## [Exercise task]
Repeat the material below exactly, line for line.

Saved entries
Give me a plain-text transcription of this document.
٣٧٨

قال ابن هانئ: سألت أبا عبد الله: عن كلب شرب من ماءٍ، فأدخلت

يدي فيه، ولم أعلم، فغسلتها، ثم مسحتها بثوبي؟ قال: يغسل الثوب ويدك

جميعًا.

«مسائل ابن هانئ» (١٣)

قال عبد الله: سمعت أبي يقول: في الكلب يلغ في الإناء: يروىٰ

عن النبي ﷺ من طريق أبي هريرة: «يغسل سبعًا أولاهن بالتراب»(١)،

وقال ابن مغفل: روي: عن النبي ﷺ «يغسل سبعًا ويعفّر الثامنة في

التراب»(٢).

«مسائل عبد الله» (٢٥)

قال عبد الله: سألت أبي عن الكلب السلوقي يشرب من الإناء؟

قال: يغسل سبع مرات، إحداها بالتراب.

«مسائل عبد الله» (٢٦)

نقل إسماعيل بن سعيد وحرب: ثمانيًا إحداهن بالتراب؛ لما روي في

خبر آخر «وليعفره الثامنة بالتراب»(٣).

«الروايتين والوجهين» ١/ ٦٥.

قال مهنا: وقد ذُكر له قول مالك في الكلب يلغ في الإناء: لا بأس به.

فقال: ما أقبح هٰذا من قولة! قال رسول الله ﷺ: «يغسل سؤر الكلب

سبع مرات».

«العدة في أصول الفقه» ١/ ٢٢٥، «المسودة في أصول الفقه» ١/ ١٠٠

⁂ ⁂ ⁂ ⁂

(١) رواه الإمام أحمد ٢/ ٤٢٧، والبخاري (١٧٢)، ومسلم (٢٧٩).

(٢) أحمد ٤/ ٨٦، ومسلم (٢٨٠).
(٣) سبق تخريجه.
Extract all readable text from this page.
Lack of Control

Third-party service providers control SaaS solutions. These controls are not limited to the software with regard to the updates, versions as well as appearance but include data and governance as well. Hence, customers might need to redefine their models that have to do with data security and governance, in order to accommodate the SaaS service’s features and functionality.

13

## [Task response]
Give me a plain-text transcription of this document.
٣٧٨

قال ابن هانئ: سألت أبا عبد الله: عن كلب شرب من ماءٍ، فأدخلت

يدي فيه، ولم أعلم، فغسلتها، ثم مسحتها بثوبي؟ قال: يغسل الثوب ويدك

جميعًا.

«مسائل ابن هانئ» (١٣)

قال عبد الله: سمعت أبي يقول: في الكلب يلغ في الإناء: يروىٰ

عن النبي ﷺ من طريق أبي هريرة: «يغسل سبعًا أولاهن بالتراب»(١)،

وقال ابن مغفل: روي: عن النبي ﷺ «يغسل سبعًا ويعفّر الثامنة في

التراب»(٢).

«مسائل عبد الله» (٢٥)

قال عبد الله: سألت أبي عن الكلب السلوقي يشرب من الإناء؟

قال: يغسل سبع مرات، إحداها بالتراب.

«مسائل عبد الله» (٢٦)

نقل إسماعيل بن سعيد وحرب: ثمانيًا إحداهن بالتراب؛ لما روي في

خبر آخر «وليعفره الثامنة بالتراب»(٣).

«الروايتين والوجهين» ١/ ٦٥.

قال مهنا: وقد ذُكر له قول مالك في الكلب يلغ في الإناء: لا بأس به.

فقال: ما أقبح هٰذا من قولة! قال رسول الله ﷺ: «يغسل سؤر الكلب

سبع مرات».

«العدة في أصول الفقه» ١/ ٢٢٥، «المسودة في أصول الفقه» ١/ ١٠٠

⁂ ⁂ ⁂ ⁂

(١) رواه الإمام أحمد ٢/ ٤٢٧، والبخاري (١٧٢)، ومسلم (٢٧٩).

(٢) أحمد ٤/ ٨٦، ومسلم (٢٨٠).
(٣) سبق تخريجه.
Extract all readable text from this page.
Lack of Control

Third-party service providers control SaaS solutions. These controls are not limited to the software with regard to the updates, versions as well as appearance but include data and governance as well. Hence, customers might need to redefine their models that have to do with data security and governance, in order to accommodate the SaaS service’s features and functionality.

13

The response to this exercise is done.